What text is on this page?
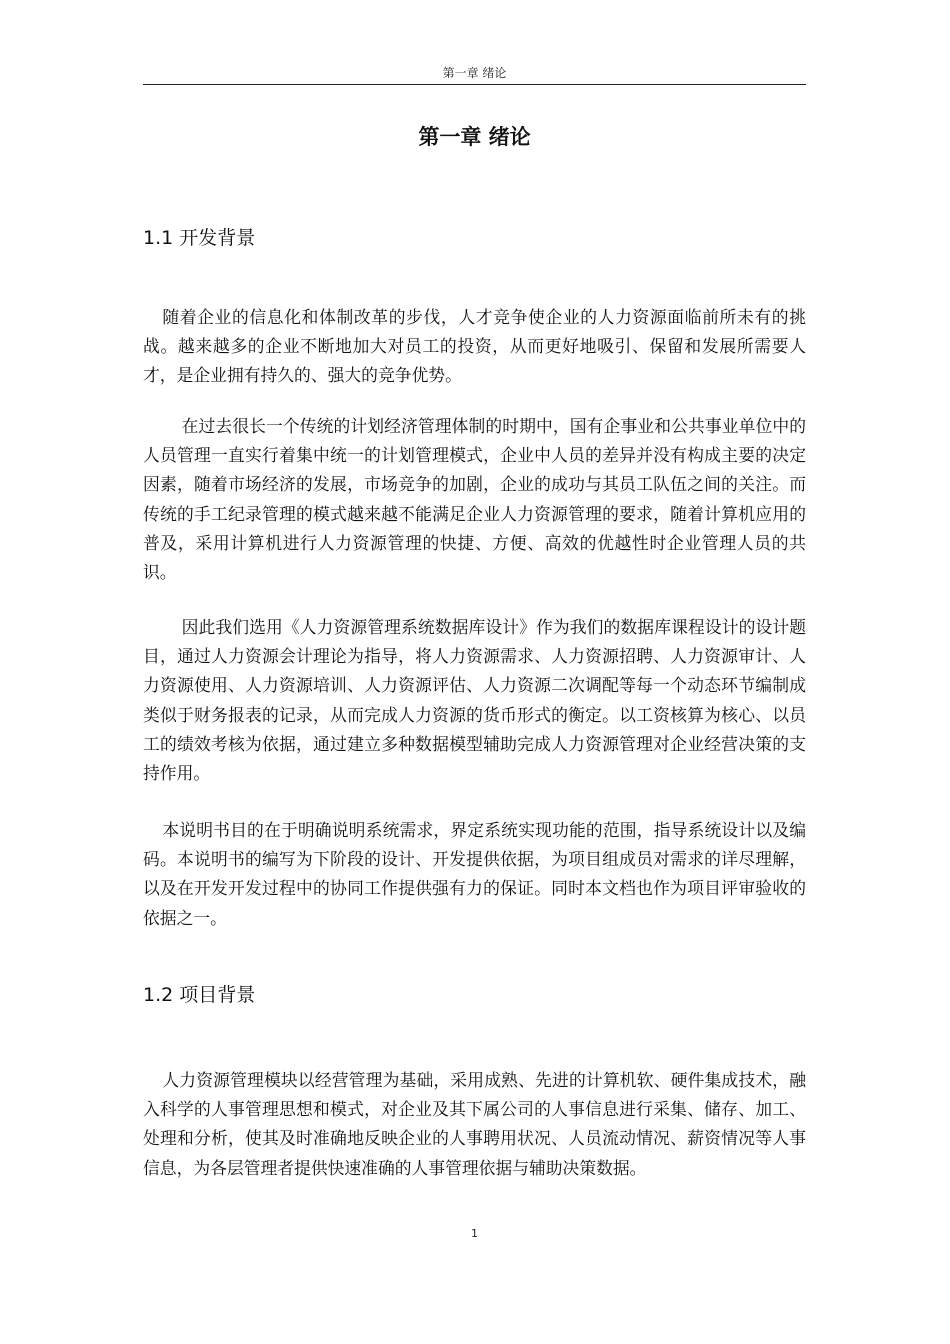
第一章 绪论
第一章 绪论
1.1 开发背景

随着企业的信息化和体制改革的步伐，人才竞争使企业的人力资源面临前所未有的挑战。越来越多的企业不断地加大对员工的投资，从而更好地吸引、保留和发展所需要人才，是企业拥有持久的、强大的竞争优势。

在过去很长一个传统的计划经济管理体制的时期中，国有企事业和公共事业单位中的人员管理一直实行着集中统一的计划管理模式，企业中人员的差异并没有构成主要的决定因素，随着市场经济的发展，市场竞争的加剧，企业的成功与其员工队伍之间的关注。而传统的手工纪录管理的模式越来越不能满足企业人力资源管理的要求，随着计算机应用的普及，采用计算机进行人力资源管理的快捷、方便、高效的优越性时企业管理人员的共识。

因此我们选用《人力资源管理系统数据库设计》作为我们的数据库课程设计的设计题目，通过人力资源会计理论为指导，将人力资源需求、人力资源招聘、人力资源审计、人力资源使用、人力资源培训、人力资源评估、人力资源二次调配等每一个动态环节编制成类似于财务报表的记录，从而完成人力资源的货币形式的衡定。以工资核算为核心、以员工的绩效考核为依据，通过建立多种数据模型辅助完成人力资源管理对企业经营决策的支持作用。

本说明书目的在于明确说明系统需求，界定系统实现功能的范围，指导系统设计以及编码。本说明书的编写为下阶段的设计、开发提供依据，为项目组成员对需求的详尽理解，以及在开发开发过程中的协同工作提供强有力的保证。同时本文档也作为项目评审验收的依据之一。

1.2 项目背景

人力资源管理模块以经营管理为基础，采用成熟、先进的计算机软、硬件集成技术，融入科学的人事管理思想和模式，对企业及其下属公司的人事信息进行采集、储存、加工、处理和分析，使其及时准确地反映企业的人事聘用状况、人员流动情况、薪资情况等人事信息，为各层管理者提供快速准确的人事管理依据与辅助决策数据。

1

____

* _What the task asks_
Set down the records in full and exactly. Do not carry over any image.

* _Finished exercise_
What text is on this page?
第一章 绪论
第一章 绪论
1.1 开发背景

随着企业的信息化和体制改革的步伐，人才竞争使企业的人力资源面临前所未有的挑战。越来越多的企业不断地加大对员工的投资，从而更好地吸引、保留和发展所需要人才，是企业拥有持久的、强大的竞争优势。

在过去很长一个传统的计划经济管理体制的时期中，国有企事业和公共事业单位中的人员管理一直实行着集中统一的计划管理模式，企业中人员的差异并没有构成主要的决定因素，随着市场经济的发展，市场竞争的加剧，企业的成功与其员工队伍之间的关注。而传统的手工纪录管理的模式越来越不能满足企业人力资源管理的要求，随着计算机应用的普及，采用计算机进行人力资源管理的快捷、方便、高效的优越性时企业管理人员的共识。

因此我们选用《人力资源管理系统数据库设计》作为我们的数据库课程设计的设计题目，通过人力资源会计理论为指导，将人力资源需求、人力资源招聘、人力资源审计、人力资源使用、人力资源培训、人力资源评估、人力资源二次调配等每一个动态环节编制成类似于财务报表的记录，从而完成人力资源的货币形式的衡定。以工资核算为核心、以员工的绩效考核为依据，通过建立多种数据模型辅助完成人力资源管理对企业经营决策的支持作用。

本说明书目的在于明确说明系统需求，界定系统实现功能的范围，指导系统设计以及编码。本说明书的编写为下阶段的设计、开发提供依据，为项目组成员对需求的详尽理解，以及在开发开发过程中的协同工作提供强有力的保证。同时本文档也作为项目评审验收的依据之一。

1.2 项目背景

人力资源管理模块以经营管理为基础，采用成熟、先进的计算机软、硬件集成技术，融入科学的人事管理思想和模式，对企业及其下属公司的人事信息进行采集、储存、加工、处理和分析，使其及时准确地反映企业的人事聘用状况、人员流动情况、薪资情况等人事信息，为各层管理者提供快速准确的人事管理依据与辅助决策数据。

1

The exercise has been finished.